▶ Stored dataset items:
--
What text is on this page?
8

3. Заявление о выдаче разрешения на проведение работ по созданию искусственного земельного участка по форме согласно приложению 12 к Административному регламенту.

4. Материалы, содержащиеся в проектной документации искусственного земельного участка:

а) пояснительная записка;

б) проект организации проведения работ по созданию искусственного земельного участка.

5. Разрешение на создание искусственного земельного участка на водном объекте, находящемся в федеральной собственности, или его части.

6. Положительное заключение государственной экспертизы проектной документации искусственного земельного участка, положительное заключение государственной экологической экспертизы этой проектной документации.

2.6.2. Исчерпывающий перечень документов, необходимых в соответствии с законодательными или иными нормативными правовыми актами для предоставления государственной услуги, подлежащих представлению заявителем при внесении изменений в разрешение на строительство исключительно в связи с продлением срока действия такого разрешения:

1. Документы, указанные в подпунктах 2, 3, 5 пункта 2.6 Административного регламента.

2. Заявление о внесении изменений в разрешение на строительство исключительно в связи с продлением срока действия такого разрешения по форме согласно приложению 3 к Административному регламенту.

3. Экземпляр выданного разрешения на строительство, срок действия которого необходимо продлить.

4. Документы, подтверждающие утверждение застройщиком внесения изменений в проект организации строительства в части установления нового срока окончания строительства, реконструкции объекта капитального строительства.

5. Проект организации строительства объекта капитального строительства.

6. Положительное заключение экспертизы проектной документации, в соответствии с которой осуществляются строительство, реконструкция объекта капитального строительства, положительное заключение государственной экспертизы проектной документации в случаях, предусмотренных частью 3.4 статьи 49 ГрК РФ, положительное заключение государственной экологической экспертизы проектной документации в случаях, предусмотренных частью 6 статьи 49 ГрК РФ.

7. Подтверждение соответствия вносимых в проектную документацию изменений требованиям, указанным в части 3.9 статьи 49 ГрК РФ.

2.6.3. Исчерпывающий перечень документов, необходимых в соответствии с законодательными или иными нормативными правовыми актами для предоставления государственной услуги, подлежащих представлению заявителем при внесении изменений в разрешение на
--
▶ Exercise details: Output the records above in their entirety, exactly.

▶ The solution:
What text is on this page?
8

3. Заявление о выдаче разрешения на проведение работ по созданию искусственного земельного участка по форме согласно приложению 12 к Административному регламенту.

4. Материалы, содержащиеся в проектной документации искусственного земельного участка:

а) пояснительная записка;

б) проект организации проведения работ по созданию искусственного земельного участка.

5. Разрешение на создание искусственного земельного участка на водном объекте, находящемся в федеральной собственности, или его части.

6. Положительное заключение государственной экспертизы проектной документации искусственного земельного участка, положительное заключение государственной экологической экспертизы этой проектной документации.

2.6.2. Исчерпывающий перечень документов, необходимых в соответствии с законодательными или иными нормативными правовыми актами для предоставления государственной услуги, подлежащих представлению заявителем при внесении изменений в разрешение на строительство исключительно в связи с продлением срока действия такого разрешения:

1. Документы, указанные в подпунктах 2, 3, 5 пункта 2.6 Административного регламента.

2. Заявление о внесении изменений в разрешение на строительство исключительно в связи с продлением срока действия такого разрешения по форме согласно приложению 3 к Административному регламенту.

3. Экземпляр выданного разрешения на строительство, срок действия которого необходимо продлить.

4. Документы, подтверждающие утверждение застройщиком внесения изменений в проект организации строительства в части установления нового срока окончания строительства, реконструкции объекта капитального строительства.

5. Проект организации строительства объекта капитального строительства.

6. Положительное заключение экспертизы проектной документации, в соответствии с которой осуществляются строительство, реконструкция объекта капитального строительства, положительное заключение государственной экспертизы проектной документации в случаях, предусмотренных частью 3.4 статьи 49 ГрК РФ, положительное заключение государственной экологической экспертизы проектной документации в случаях, предусмотренных частью 6 статьи 49 ГрК РФ.

7. Подтверждение соответствия вносимых в проектную документацию изменений требованиям, указанным в части 3.9 статьи 49 ГрК РФ.

2.6.3. Исчерпывающий перечень документов, необходимых в соответствии с законодательными или иными нормативными правовыми актами для предоставления государственной услуги, подлежащих представлению заявителем при внесении изменений в разрешение на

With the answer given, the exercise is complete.